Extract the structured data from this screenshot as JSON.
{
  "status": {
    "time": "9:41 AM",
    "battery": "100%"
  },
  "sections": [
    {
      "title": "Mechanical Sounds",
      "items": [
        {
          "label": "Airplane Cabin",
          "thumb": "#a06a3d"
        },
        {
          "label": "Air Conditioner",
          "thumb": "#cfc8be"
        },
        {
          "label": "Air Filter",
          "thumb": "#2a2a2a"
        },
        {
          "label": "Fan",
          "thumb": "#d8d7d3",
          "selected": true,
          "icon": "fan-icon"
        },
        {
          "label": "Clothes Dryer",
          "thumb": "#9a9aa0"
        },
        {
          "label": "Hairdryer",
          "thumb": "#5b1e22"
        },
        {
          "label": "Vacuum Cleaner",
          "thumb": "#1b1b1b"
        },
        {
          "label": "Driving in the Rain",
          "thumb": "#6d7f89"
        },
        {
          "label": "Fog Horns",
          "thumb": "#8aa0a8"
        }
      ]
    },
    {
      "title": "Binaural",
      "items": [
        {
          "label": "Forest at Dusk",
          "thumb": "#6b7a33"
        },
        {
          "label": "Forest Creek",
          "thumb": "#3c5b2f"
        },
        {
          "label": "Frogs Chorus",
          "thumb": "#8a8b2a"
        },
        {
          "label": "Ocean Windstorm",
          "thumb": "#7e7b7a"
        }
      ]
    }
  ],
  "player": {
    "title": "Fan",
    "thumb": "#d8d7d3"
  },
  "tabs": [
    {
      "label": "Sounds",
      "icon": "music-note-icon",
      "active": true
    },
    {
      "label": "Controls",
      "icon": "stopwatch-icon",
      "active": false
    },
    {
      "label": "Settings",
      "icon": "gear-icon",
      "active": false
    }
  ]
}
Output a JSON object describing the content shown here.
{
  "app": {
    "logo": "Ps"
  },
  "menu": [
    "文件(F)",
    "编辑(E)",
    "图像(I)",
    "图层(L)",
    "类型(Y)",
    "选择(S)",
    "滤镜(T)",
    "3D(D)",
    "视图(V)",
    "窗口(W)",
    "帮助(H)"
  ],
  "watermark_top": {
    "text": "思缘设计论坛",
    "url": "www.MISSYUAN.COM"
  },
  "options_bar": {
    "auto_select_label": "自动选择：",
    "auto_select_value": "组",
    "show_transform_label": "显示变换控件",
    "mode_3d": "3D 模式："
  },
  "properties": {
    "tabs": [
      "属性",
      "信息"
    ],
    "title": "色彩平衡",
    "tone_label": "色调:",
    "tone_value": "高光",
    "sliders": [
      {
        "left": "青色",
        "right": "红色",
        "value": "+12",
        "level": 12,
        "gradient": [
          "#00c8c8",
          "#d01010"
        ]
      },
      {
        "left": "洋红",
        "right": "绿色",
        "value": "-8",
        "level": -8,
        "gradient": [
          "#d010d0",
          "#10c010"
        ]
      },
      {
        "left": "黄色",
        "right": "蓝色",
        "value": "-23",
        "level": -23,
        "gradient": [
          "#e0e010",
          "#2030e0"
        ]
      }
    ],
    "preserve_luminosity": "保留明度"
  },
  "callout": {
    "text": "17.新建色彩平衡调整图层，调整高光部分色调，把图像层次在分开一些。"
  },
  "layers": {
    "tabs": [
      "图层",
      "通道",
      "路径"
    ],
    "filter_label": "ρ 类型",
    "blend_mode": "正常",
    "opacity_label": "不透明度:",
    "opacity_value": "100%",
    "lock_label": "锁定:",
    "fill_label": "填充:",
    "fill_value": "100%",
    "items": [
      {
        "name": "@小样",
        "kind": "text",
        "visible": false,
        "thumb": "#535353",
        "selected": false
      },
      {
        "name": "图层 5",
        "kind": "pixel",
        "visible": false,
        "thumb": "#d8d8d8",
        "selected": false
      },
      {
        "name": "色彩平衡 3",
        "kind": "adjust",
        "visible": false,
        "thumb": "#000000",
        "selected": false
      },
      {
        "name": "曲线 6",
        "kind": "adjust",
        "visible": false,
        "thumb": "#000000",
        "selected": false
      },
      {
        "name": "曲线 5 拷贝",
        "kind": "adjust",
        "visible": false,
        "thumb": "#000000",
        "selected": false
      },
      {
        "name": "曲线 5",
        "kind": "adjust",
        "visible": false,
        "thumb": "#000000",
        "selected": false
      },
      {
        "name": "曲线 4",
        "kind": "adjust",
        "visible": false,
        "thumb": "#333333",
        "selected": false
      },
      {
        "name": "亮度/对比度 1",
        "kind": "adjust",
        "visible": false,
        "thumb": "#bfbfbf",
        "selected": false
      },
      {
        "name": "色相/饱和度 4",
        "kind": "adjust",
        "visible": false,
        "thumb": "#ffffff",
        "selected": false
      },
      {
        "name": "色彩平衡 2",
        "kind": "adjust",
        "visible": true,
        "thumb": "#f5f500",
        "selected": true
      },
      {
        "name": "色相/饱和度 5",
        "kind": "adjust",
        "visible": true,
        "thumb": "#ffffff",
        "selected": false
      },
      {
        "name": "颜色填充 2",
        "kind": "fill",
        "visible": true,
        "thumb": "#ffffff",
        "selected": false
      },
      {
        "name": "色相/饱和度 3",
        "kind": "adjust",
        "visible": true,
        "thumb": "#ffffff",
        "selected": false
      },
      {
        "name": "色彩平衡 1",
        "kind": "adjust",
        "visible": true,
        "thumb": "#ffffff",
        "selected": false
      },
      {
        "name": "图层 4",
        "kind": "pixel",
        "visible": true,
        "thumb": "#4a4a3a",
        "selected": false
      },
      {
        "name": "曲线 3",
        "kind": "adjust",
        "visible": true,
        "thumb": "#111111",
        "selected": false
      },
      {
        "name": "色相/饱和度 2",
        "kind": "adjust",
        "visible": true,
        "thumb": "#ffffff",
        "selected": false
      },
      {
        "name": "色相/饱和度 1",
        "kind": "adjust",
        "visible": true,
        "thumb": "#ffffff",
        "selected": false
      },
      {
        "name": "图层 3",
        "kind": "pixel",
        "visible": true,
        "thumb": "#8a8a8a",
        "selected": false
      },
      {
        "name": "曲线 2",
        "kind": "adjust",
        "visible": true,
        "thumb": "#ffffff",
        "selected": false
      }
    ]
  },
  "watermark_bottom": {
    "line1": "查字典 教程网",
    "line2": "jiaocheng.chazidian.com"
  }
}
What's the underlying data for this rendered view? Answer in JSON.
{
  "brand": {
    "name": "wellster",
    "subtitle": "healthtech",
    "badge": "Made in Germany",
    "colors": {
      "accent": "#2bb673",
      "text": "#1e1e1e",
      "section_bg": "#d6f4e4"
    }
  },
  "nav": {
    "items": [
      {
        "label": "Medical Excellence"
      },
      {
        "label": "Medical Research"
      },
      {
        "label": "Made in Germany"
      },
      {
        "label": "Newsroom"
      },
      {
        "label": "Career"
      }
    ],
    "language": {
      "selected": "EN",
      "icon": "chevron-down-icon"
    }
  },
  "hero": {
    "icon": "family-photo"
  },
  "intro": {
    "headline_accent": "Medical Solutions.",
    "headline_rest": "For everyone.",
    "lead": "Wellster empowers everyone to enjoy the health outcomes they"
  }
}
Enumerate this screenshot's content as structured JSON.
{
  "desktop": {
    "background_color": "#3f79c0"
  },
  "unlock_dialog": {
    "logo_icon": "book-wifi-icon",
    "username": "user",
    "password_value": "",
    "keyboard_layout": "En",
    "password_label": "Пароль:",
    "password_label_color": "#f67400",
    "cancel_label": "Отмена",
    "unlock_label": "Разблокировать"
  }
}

..............................

## [Work to do]
From the data, list each line in which the string "icon" appears.

## [Response]
          "icon": "fan-icon"
      "icon": "music-note-icon",
      "icon": "stopwatch-icon",
      "icon": "gear-icon",
      "icon": "chevron-down-icon"
    "icon": "family-photo"
    "logo_icon": "book-wifi-icon",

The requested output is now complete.